> **Problem**: Your answer should hold every line of the records below that contains the string "name".

[Figure collection entries]
►
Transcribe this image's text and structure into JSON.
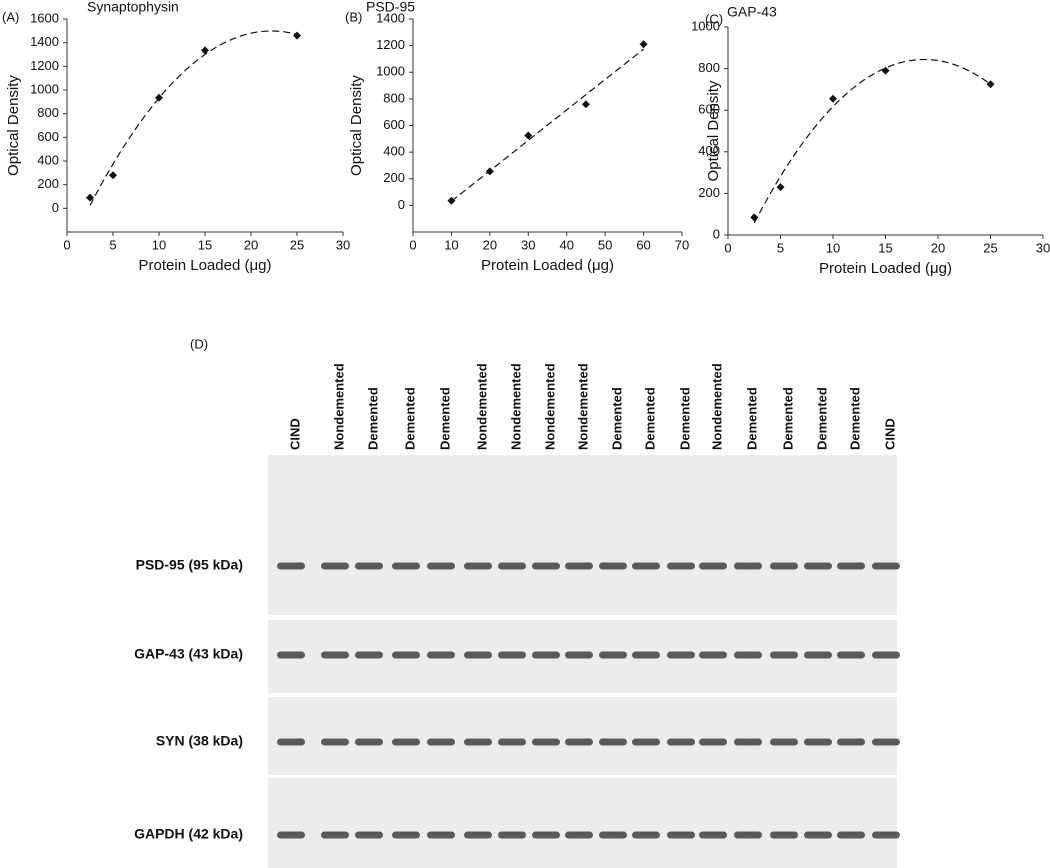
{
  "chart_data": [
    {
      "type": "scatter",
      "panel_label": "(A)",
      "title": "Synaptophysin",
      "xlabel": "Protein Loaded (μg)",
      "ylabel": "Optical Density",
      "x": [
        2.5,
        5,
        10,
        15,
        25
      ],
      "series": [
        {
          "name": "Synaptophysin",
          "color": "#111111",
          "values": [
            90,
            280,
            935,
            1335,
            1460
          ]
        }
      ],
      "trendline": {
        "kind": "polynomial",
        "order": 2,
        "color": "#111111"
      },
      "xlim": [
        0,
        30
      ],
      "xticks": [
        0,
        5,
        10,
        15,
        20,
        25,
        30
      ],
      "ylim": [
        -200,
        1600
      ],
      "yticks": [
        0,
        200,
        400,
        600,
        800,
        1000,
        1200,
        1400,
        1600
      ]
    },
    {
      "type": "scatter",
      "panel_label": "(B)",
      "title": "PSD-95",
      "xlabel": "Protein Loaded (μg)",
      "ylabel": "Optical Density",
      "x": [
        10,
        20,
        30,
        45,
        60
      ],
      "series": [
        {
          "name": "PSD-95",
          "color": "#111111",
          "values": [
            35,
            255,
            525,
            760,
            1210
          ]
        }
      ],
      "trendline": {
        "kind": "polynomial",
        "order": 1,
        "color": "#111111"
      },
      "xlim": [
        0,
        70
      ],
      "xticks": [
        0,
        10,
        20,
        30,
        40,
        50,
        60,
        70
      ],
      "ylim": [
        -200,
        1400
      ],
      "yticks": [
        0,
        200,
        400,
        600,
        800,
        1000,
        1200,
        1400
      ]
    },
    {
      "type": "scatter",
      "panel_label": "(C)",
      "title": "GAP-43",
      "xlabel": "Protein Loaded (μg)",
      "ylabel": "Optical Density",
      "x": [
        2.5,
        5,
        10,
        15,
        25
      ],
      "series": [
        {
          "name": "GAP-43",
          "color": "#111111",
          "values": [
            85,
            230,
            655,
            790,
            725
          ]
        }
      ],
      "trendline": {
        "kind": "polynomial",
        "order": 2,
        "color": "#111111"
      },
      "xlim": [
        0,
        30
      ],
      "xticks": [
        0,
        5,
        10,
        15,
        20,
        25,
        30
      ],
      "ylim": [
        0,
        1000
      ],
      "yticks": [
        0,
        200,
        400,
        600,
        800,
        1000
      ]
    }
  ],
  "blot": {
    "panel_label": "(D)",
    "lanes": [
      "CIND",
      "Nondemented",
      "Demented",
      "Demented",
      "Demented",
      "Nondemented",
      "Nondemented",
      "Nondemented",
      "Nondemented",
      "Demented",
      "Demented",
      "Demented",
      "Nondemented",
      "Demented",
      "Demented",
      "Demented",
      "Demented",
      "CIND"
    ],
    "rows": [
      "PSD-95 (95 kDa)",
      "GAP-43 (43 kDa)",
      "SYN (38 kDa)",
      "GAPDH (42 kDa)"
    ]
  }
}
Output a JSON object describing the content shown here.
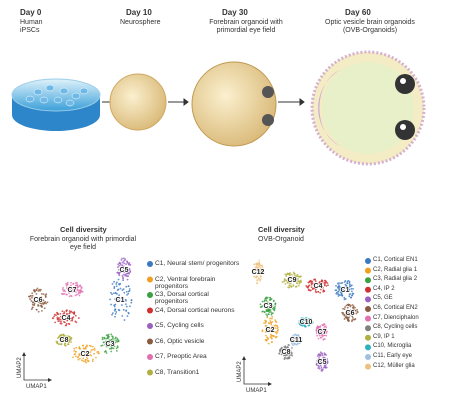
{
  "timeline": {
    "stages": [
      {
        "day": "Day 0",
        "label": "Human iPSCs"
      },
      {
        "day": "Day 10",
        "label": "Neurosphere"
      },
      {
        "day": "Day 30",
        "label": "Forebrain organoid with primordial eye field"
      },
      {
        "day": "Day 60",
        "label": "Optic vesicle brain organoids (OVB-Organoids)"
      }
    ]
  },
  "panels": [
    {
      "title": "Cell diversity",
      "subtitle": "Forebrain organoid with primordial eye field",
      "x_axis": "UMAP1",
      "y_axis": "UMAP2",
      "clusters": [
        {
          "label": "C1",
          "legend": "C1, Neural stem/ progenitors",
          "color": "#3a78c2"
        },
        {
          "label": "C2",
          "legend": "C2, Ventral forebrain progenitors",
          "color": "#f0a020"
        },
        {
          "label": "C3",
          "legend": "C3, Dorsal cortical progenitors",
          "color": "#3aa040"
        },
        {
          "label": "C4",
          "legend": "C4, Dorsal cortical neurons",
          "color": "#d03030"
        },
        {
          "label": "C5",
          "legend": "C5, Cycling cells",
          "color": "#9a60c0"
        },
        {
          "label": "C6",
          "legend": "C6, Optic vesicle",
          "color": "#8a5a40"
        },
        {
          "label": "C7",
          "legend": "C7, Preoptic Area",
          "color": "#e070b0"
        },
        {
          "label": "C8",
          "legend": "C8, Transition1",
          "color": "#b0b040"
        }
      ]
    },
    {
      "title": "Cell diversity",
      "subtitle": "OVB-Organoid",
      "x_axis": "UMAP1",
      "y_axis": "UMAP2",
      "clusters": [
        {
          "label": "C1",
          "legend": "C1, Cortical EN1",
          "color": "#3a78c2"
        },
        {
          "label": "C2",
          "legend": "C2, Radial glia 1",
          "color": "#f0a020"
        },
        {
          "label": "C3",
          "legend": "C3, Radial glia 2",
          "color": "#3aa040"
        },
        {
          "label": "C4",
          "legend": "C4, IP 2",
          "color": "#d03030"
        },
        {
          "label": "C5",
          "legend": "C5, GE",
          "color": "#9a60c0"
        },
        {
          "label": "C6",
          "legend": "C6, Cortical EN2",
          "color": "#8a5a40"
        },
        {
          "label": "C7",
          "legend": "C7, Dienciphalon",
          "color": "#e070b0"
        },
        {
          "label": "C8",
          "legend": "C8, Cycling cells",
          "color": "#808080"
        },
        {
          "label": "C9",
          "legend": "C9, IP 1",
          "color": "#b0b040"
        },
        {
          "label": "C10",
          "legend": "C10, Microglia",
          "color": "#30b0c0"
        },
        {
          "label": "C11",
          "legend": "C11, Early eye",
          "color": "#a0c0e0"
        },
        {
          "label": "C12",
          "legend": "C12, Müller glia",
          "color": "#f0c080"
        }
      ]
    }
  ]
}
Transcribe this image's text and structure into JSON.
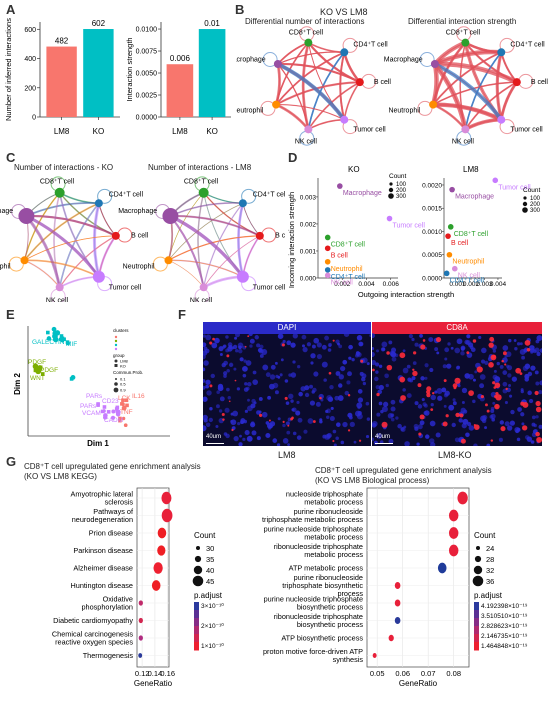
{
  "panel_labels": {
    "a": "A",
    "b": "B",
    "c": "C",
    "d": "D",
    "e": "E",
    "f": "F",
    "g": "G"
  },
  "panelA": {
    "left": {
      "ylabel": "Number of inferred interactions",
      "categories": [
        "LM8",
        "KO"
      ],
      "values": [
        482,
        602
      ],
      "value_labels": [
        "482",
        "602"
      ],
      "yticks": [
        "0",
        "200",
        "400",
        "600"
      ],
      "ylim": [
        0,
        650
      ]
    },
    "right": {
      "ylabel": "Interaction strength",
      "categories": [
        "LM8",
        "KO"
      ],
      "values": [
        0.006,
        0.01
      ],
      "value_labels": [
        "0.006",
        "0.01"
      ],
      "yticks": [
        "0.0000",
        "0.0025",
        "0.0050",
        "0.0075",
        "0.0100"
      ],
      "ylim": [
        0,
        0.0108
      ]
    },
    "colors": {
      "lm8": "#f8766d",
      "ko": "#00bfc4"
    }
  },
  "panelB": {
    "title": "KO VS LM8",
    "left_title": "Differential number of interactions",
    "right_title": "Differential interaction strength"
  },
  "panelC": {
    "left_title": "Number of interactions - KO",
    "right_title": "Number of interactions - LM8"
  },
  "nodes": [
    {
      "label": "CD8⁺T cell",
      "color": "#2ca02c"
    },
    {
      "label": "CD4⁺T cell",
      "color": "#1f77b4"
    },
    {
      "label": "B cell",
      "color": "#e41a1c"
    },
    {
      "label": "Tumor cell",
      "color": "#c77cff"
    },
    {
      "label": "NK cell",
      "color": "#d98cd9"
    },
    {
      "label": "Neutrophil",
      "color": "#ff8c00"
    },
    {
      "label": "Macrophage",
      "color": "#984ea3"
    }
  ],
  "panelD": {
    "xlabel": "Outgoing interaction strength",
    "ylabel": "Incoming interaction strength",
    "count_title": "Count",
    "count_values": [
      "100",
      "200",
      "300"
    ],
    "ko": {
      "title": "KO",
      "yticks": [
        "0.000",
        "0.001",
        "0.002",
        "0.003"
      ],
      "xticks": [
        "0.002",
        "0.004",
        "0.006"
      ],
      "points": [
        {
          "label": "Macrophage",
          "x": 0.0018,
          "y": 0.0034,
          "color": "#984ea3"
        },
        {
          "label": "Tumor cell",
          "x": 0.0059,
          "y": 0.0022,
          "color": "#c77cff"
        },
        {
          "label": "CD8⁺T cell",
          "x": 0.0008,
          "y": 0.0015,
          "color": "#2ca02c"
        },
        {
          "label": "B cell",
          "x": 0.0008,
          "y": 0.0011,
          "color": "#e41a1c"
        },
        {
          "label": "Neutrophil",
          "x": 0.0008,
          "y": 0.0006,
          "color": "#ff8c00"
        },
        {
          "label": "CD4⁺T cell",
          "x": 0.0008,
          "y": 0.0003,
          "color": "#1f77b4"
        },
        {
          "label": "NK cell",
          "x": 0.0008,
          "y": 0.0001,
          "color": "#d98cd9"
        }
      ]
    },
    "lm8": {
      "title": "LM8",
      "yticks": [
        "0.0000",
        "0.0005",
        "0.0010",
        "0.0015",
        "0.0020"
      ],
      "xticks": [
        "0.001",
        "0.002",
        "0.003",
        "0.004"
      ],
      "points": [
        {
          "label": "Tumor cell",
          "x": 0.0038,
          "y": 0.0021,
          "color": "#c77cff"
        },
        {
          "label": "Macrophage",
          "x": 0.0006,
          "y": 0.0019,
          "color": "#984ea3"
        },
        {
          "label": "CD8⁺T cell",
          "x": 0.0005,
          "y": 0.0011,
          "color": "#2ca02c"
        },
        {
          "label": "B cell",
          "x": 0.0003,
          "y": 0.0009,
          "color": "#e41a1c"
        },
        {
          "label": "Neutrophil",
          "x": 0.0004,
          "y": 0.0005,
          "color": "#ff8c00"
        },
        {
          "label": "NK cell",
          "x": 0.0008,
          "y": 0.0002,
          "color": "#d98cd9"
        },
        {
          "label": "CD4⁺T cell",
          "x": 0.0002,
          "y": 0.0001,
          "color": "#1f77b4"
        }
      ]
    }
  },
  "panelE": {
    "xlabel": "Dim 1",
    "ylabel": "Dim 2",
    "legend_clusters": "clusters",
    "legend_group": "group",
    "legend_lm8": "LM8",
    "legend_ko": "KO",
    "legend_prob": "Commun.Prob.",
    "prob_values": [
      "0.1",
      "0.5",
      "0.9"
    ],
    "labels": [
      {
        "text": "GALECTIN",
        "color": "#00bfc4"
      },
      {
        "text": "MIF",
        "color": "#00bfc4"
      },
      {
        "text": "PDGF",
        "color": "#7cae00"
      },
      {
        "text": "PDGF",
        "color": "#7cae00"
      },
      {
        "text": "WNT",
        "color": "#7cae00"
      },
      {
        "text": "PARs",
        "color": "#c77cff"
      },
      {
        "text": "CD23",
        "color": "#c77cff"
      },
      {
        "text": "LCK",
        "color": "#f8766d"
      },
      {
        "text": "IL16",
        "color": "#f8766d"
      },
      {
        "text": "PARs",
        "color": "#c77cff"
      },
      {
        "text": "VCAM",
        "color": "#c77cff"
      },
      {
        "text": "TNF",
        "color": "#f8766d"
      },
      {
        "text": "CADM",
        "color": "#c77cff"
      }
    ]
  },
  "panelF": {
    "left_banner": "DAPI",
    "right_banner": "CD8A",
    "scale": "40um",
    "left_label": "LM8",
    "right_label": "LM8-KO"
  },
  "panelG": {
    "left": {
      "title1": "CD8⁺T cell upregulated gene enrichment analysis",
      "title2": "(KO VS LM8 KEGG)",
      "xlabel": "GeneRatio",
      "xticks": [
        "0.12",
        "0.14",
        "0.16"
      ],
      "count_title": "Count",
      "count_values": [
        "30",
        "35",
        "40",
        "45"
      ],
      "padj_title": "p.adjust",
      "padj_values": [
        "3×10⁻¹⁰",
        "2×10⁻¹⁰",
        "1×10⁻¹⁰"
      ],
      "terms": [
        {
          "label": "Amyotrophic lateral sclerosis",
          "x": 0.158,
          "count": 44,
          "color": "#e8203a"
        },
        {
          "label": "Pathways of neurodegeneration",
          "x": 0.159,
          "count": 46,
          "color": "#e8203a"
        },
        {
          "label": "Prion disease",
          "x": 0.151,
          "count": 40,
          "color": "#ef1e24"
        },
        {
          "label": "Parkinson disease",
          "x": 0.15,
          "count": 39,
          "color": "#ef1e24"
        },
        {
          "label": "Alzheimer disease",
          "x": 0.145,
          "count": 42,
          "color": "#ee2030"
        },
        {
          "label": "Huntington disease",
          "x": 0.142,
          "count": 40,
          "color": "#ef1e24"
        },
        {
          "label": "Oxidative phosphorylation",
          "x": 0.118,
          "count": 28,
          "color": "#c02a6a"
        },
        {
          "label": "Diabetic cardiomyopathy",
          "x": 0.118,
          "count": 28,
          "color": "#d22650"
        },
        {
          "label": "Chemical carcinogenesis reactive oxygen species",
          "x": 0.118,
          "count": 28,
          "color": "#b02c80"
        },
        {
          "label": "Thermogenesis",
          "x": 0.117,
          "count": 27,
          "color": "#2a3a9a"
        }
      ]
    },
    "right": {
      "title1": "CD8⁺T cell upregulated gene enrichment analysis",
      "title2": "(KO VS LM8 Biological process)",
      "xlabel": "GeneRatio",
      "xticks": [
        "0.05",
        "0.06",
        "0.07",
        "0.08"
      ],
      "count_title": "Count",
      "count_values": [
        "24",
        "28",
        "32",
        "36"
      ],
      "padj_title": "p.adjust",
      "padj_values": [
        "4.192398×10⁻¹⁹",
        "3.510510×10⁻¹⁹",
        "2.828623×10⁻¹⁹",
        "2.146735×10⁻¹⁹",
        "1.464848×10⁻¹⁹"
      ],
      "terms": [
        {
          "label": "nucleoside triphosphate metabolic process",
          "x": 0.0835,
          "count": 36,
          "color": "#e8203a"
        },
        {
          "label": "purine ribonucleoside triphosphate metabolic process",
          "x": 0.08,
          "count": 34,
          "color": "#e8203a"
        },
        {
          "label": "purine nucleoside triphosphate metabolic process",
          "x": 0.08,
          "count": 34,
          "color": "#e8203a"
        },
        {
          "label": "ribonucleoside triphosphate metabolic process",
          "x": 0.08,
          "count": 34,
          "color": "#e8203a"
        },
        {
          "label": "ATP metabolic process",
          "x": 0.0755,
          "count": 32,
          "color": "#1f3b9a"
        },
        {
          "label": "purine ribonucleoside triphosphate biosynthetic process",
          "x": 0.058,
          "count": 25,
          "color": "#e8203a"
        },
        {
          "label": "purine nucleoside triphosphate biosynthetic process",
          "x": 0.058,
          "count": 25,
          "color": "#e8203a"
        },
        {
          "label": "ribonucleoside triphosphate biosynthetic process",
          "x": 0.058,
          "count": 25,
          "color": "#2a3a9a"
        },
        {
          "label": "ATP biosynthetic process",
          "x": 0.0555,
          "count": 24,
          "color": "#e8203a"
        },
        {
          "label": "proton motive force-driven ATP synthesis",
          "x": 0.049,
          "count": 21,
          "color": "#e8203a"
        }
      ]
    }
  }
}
◄
> **Solution to this problem**:
          "name": "Synaptophysin",
          "name": "PSD-95",
          "name": "GAP-43",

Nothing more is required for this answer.